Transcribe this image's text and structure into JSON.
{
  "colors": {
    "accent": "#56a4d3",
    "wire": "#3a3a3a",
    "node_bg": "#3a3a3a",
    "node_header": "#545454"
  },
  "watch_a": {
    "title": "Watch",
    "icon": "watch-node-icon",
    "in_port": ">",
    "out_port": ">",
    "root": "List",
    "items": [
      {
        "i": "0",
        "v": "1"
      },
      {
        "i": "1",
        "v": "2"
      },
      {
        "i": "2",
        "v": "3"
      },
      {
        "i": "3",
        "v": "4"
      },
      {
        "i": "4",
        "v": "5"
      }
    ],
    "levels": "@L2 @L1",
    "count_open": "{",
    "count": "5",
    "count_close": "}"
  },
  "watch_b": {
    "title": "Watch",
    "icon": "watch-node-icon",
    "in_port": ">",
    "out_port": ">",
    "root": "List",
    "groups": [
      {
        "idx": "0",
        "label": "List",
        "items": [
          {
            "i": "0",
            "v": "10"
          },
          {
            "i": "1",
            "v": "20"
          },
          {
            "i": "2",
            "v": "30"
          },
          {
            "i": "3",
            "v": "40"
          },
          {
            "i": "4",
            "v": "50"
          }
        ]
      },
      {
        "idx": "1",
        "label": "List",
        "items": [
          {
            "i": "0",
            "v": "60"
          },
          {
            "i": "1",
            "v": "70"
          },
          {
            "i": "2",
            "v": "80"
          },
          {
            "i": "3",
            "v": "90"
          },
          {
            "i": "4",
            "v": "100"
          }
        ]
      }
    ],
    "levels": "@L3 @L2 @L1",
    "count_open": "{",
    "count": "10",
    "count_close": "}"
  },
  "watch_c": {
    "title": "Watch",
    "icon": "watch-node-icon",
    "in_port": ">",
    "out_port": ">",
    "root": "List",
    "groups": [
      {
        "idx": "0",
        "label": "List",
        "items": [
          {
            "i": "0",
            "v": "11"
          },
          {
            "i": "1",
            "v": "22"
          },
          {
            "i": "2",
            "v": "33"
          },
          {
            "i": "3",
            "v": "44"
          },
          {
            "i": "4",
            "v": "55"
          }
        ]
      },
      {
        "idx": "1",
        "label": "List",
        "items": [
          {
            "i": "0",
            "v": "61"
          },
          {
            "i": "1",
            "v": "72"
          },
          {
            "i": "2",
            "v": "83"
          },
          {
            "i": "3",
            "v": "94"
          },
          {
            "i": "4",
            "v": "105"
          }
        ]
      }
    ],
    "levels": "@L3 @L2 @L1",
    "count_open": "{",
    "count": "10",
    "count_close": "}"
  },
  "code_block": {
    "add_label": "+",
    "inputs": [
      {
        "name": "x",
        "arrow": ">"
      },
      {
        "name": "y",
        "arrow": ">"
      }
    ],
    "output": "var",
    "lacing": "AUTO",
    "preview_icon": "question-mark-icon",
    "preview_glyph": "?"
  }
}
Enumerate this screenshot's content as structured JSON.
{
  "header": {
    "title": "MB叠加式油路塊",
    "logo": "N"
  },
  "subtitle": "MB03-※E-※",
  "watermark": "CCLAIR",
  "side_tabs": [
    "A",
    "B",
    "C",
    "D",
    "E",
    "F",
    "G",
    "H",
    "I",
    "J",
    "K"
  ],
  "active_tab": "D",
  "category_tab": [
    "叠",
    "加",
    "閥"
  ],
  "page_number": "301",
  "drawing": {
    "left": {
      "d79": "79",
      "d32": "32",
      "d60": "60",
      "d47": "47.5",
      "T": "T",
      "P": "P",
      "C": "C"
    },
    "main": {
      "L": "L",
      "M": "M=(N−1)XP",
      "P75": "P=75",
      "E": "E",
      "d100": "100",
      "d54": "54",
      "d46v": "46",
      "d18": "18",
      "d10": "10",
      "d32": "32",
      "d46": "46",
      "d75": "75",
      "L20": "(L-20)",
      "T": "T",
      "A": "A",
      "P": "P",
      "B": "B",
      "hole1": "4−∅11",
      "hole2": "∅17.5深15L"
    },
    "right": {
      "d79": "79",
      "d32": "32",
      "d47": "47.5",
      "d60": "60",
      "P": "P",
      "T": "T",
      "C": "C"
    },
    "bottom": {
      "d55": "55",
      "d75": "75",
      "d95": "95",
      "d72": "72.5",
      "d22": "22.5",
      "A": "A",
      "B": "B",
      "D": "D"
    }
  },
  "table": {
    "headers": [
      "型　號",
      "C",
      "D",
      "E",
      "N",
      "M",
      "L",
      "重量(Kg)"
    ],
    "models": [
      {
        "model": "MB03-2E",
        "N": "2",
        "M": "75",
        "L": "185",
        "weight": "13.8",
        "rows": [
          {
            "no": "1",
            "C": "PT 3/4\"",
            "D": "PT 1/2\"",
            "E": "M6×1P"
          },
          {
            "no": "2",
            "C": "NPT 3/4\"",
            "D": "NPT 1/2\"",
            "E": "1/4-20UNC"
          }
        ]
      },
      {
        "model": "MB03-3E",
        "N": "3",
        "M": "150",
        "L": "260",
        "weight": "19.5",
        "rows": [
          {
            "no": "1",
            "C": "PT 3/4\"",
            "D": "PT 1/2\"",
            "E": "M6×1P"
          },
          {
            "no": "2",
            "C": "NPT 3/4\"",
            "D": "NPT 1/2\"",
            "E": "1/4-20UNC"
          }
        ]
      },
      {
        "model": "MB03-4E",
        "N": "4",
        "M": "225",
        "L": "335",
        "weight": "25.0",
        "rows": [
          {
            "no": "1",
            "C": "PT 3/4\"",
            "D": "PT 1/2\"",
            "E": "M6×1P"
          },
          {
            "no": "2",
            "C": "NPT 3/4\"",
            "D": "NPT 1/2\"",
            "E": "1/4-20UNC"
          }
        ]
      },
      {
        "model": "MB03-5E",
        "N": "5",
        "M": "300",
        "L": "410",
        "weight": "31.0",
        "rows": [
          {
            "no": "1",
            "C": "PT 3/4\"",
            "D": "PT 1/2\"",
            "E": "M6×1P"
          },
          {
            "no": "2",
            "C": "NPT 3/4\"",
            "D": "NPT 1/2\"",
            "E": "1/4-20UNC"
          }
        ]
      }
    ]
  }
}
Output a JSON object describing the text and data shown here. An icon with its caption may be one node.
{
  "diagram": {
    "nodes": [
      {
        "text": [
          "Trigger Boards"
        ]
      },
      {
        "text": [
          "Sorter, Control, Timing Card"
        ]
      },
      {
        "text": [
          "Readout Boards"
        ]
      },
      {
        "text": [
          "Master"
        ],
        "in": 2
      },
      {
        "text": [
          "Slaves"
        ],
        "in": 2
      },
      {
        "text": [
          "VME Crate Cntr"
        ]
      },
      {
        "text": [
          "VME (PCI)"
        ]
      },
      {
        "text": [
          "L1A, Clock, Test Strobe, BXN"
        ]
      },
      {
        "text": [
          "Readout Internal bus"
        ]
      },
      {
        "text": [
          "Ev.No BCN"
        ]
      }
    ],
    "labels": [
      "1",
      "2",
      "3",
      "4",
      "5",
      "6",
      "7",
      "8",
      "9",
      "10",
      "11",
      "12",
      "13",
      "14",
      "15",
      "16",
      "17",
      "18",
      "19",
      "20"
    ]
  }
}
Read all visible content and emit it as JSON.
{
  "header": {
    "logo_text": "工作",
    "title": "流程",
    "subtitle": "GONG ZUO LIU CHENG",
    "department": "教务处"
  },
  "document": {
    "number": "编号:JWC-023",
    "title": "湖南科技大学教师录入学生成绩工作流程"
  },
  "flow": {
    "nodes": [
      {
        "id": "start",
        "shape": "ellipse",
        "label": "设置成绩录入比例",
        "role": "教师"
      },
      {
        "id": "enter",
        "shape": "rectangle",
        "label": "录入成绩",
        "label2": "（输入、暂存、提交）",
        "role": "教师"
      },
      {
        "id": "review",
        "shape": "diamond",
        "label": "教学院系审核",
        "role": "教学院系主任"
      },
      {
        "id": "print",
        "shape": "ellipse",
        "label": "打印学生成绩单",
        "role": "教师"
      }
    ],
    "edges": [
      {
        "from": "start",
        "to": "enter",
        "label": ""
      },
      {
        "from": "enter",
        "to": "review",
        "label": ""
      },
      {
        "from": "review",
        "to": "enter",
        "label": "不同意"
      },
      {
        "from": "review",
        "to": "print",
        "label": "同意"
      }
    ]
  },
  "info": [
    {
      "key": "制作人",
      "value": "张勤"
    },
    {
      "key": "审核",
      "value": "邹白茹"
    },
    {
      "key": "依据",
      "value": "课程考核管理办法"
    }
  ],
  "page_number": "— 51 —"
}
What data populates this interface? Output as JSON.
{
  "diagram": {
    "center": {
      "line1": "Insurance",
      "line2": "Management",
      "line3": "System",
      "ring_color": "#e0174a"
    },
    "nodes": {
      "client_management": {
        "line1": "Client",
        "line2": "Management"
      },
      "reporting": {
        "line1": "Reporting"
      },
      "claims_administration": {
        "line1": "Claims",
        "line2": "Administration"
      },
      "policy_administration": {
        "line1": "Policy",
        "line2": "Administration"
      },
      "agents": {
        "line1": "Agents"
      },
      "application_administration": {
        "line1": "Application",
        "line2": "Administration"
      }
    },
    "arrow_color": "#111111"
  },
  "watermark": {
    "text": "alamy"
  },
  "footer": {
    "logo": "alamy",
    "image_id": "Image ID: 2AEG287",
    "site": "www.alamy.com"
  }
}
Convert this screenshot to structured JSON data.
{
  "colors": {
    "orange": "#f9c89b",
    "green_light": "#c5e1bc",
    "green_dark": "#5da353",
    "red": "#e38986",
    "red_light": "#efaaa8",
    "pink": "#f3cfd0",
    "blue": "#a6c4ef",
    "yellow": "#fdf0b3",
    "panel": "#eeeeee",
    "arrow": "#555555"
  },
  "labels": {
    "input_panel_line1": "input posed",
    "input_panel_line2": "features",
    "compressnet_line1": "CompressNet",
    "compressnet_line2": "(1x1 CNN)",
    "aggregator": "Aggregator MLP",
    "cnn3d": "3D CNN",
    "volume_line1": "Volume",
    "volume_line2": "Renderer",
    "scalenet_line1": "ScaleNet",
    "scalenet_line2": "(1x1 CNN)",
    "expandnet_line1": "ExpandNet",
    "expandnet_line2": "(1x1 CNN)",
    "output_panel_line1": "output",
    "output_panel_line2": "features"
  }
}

> What to work on
Nothing but the lines from the one with "Convert this screenshot" through the last line should be repeated, each exactly as it stands.

> Exercise answer
Convert this screenshot to structured JSON data.
{
  "colors": {
    "orange": "#f9c89b",
    "green_light": "#c5e1bc",
    "green_dark": "#5da353",
    "red": "#e38986",
    "red_light": "#efaaa8",
    "pink": "#f3cfd0",
    "blue": "#a6c4ef",
    "yellow": "#fdf0b3",
    "panel": "#eeeeee",
    "arrow": "#555555"
  },
  "labels": {
    "input_panel_line1": "input posed",
    "input_panel_line2": "features",
    "compressnet_line1": "CompressNet",
    "compressnet_line2": "(1x1 CNN)",
    "aggregator": "Aggregator MLP",
    "cnn3d": "3D CNN",
    "volume_line1": "Volume",
    "volume_line2": "Renderer",
    "scalenet_line1": "ScaleNet",
    "scalenet_line2": "(1x1 CNN)",
    "expandnet_line1": "ExpandNet",
    "expandnet_line2": "(1x1 CNN)",
    "output_panel_line1": "output",
    "output_panel_line2": "features"
  }
}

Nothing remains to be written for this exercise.